> [Given exercise] Write out every line of the material as it stands, apart from the pictures.

> [Information shown]
▬▬▬▬▬▬
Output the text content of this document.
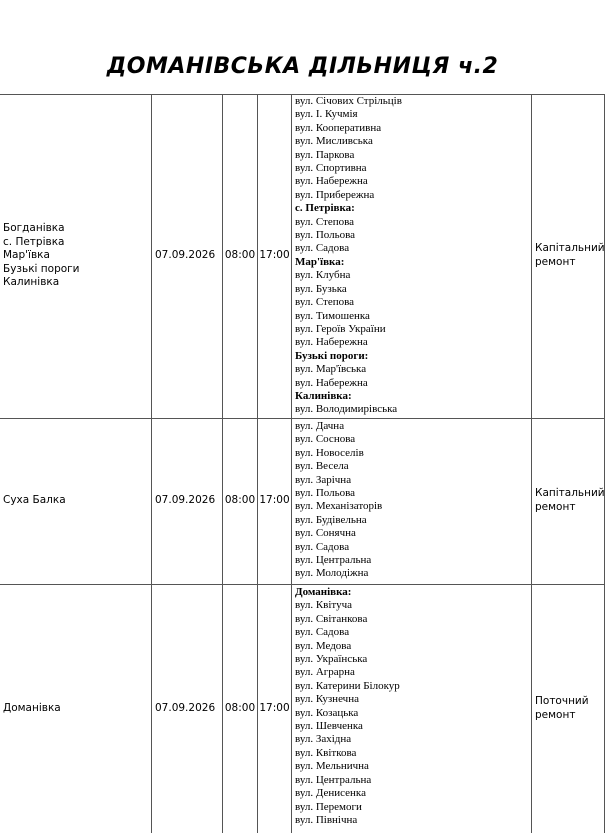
ДОМАНІВСЬКА ДІЛЬНИЦЯ ч.2
Богданівка
с. Петрівка
Мар'ївка
Бузькі пороги
Калинівка
07.09.2026 08:00 17:00
вул. Січових Стрільців
вул. І. Кучмія
вул. Кооперативна
вул. Мисливська
вул. Паркова
вул. Спортивна
вул. Набережна
вул. Прибережна
с. Петрівка:
вул. Степова
вул. Польова
вул. Садова
Мар'ївка:
вул. Клубна
вул. Бузька
вул. Степова
вул. Тимошенка
вул. Героїв України
вул. Набережна
Бузькі пороги:
вул. Мар'ївська
вул. Набережна
Калинівка:
вул. Володимирівська
Капітальний
ремонт
Суха Балка	07.09.2026 08:00 17:00
вул. Дачна
вул. Соснова
вул. Новоселів
вул. Весела
вул. Зарічна
вул. Польова
вул. Механізаторів
вул. Будівельна
вул. Сонячна
вул. Садова
вул. Центральна
вул. Молодіжна
Капітальний
ремонт
Доманівка	07.09.2026 08:00 17:00
Доманівка:
вул. Квітуча
вул. Світанкова
вул. Садова
вул. Медова
вул. Українська
вул. Аграрна
вул. Катерини Білокур
вул. Кузнечна
вул. Козацька
вул. Шевченка
вул. Західна
вул. Квіткова
вул. Мельнична
вул. Центральна
вул. Денисенка
вул. Перемоги
вул. Північна
Поточний
ремонт
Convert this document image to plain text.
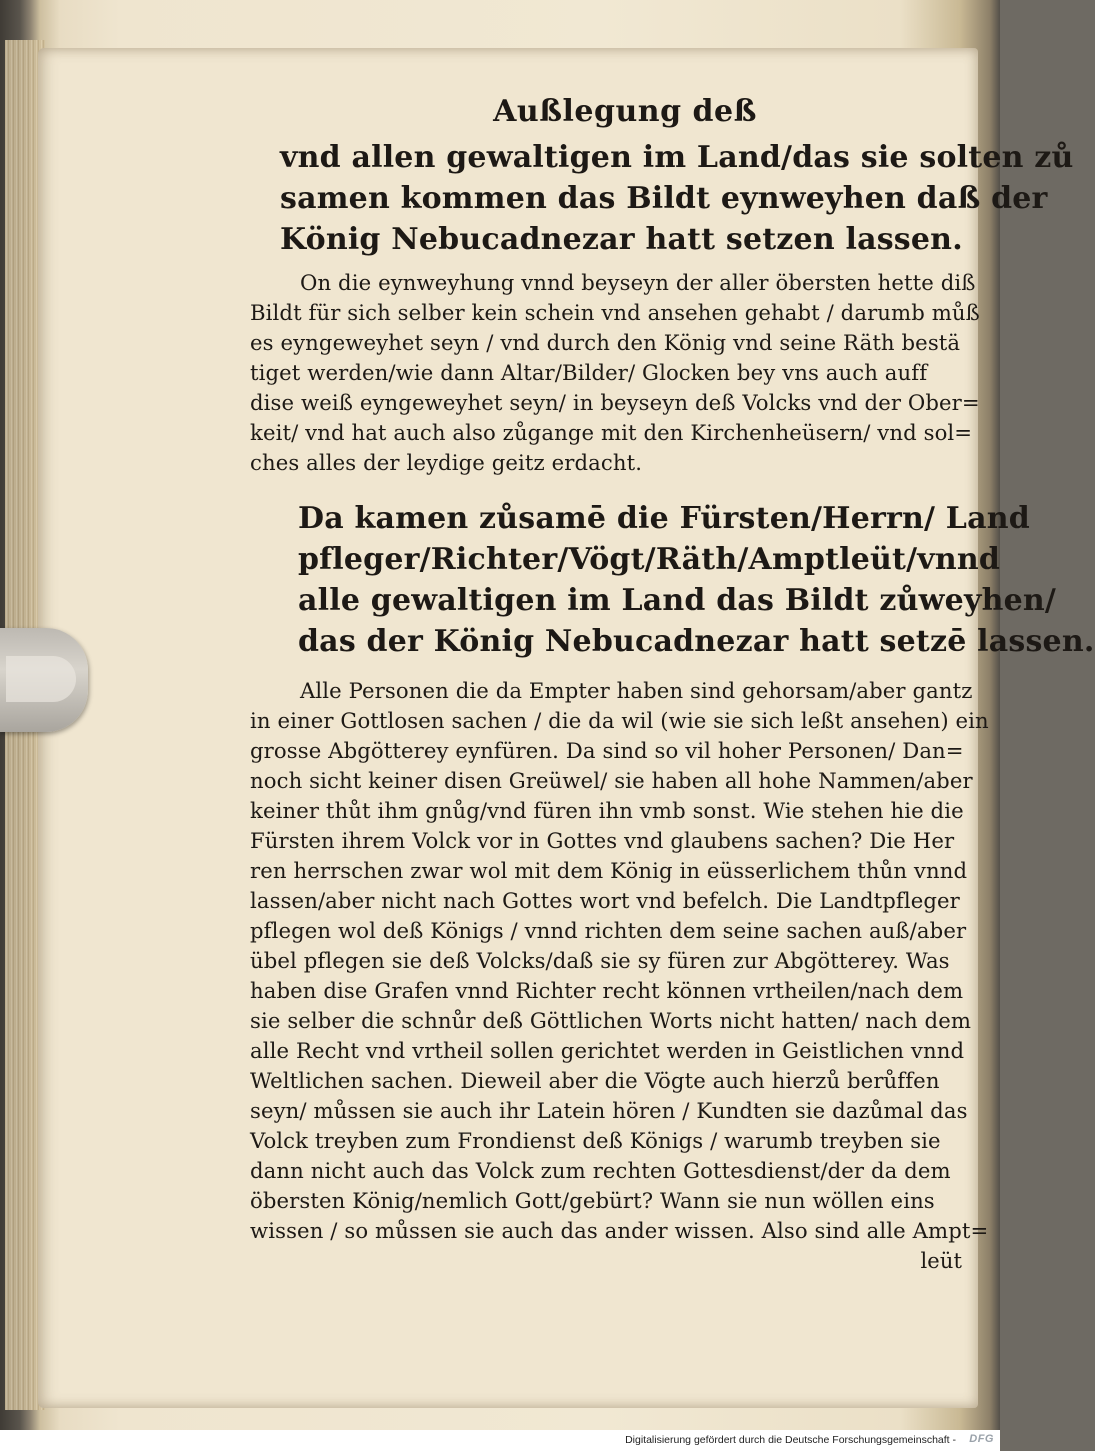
Außlegung deß
vnd allen gewaltigen im Land/das sie solten zů
samen kommen das Bildt eynweyhen daß der
König Nebucadnezar hatt setzen lassen.
On die eynweyhung vnnd beyseyn der aller öbersten hette diß
Bildt für sich selber kein schein vnd ansehen gehabt / darumb můß
es eyngeweyhet seyn / vnd durch den König vnd seine Räth bestä
tiget werden/wie dann Altar/Bilder/ Glocken bey vns auch auff
dise weiß eyngeweyhet seyn/ in beyseyn deß Volcks vnd der Ober=
keit/ vnd hat auch also zůgange mit den Kirchenheüsern/ vnd sol=
ches alles der leydige geitz erdacht.
Da kamen zůsamē die Fürsten/Herrn/ Land
pfleger/Richter/Vögt/Räth/Amptleüt/vnnd
alle gewaltigen im Land das Bildt zůweyhen/
das der König Nebucadnezar hatt setzē lassen.
Alle Personen die da Empter haben sind gehorsam/aber gantz
in einer Gottlosen sachen / die da wil (wie sie sich leßt ansehen) ein
grosse Abgötterey eynfüren. Da sind so vil hoher Personen/ Dan=
noch sicht keiner disen Greüwel/ sie haben all hohe Nammen/aber
keiner thůt ihm gnůg/vnd füren ihn vmb sonst. Wie stehen hie die
Fürsten ihrem Volck vor in Gottes vnd glaubens sachen? Die Her
ren herrschen zwar wol mit dem König in eüsserlichem thůn vnnd
lassen/aber nicht nach Gottes wort vnd befelch. Die Landtpfleger
pflegen wol deß Königs / vnnd richten dem seine sachen auß/aber
übel pflegen sie deß Volcks/daß sie sy füren zur Abgötterey. Was
haben dise Grafen vnnd Richter recht können vrtheilen/nach dem
sie selber die schnůr deß Göttlichen Worts nicht hatten/ nach dem
alle Recht vnd vrtheil sollen gerichtet werden in Geistlichen vnnd
Weltlichen sachen. Dieweil aber die Vögte auch hierzů berůffen
seyn/ můssen sie auch ihr Latein hören / Kundten sie dazůmal das
Volck treyben zum Frondienst deß Königs / warumb treyben sie
dann nicht auch das Volck zum rechten Gottesdienst/der da dem
öbersten König/nemlich Gott/gebürt? Wann sie nun wöllen eins
wissen / so můssen sie auch das ander wissen. Also sind alle Ampt=
leüt
Digitalisierung gefördert durch die Deutsche Forschungsgemeinschaft - DFG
▬▬▬▬▬▬
> [Task response]
Output the text content of this document.
ДОМАНІВСЬКА ДІЛЬНИЦЯ ч.2
Богданівка
с. Петрівка
Мар'ївка
Бузькі пороги
Калинівка
07.09.2026 08:00 17:00
вул. Січових Стрільців
вул. І. Кучмія
вул. Кооперативна
вул. Мисливська
вул. Паркова
вул. Спортивна
вул. Набережна
вул. Прибережна
с. Петрівка:
вул. Степова
вул. Польова
вул. Садова
Мар'ївка:
вул. Клубна
вул. Бузька
вул. Степова
вул. Тимошенка
вул. Героїв України
вул. Набережна
Бузькі пороги:
вул. Мар'ївська
вул. Набережна
Калинівка:
вул. Володимирівська
Капітальний
ремонт
Суха Балка	07.09.2026 08:00 17:00
вул. Дачна
вул. Соснова
вул. Новоселів
вул. Весела
вул. Зарічна
вул. Польова
вул. Механізаторів
вул. Будівельна
вул. Сонячна
вул. Садова
вул. Центральна
вул. Молодіжна
Капітальний
ремонт
Доманівка	07.09.2026 08:00 17:00
Доманівка:
вул. Квітуча
вул. Світанкова
вул. Садова
вул. Медова
вул. Українська
вул. Аграрна
вул. Катерини Білокур
вул. Кузнечна
вул. Козацька
вул. Шевченка
вул. Західна
вул. Квіткова
вул. Мельнична
вул. Центральна
вул. Денисенка
вул. Перемоги
вул. Північна
Поточний
ремонт
Convert this document image to plain text.
Außlegung deß
vnd allen gewaltigen im Land/das sie solten zů
samen kommen das Bildt eynweyhen daß der
König Nebucadnezar hatt setzen lassen.
On die eynweyhung vnnd beyseyn der aller öbersten hette diß
Bildt für sich selber kein schein vnd ansehen gehabt / darumb můß
es eyngeweyhet seyn / vnd durch den König vnd seine Räth bestä
tiget werden/wie dann Altar/Bilder/ Glocken bey vns auch auff
dise weiß eyngeweyhet seyn/ in beyseyn deß Volcks vnd der Ober=
keit/ vnd hat auch also zůgange mit den Kirchenheüsern/ vnd sol=
ches alles der leydige geitz erdacht.
Da kamen zůsamē die Fürsten/Herrn/ Land
pfleger/Richter/Vögt/Räth/Amptleüt/vnnd
alle gewaltigen im Land das Bildt zůweyhen/
das der König Nebucadnezar hatt setzē lassen.
Alle Personen die da Empter haben sind gehorsam/aber gantz
in einer Gottlosen sachen / die da wil (wie sie sich leßt ansehen) ein
grosse Abgötterey eynfüren. Da sind so vil hoher Personen/ Dan=
noch sicht keiner disen Greüwel/ sie haben all hohe Nammen/aber
keiner thůt ihm gnůg/vnd füren ihn vmb sonst. Wie stehen hie die
Fürsten ihrem Volck vor in Gottes vnd glaubens sachen? Die Her
ren herrschen zwar wol mit dem König in eüsserlichem thůn vnnd
lassen/aber nicht nach Gottes wort vnd befelch. Die Landtpfleger
pflegen wol deß Königs / vnnd richten dem seine sachen auß/aber
übel pflegen sie deß Volcks/daß sie sy füren zur Abgötterey. Was
haben dise Grafen vnnd Richter recht können vrtheilen/nach dem
sie selber die schnůr deß Göttlichen Worts nicht hatten/ nach dem
alle Recht vnd vrtheil sollen gerichtet werden in Geistlichen vnnd
Weltlichen sachen. Dieweil aber die Vögte auch hierzů berůffen
seyn/ můssen sie auch ihr Latein hören / Kundten sie dazůmal das
Volck treyben zum Frondienst deß Königs / warumb treyben sie
dann nicht auch das Volck zum rechten Gottesdienst/der da dem
öbersten König/nemlich Gott/gebürt? Wann sie nun wöllen eins
wissen / so můssen sie auch das ander wissen. Also sind alle Ampt=
leüt
Digitalisierung gefördert durch die Deutsche Forschungsgemeinschaft - DFG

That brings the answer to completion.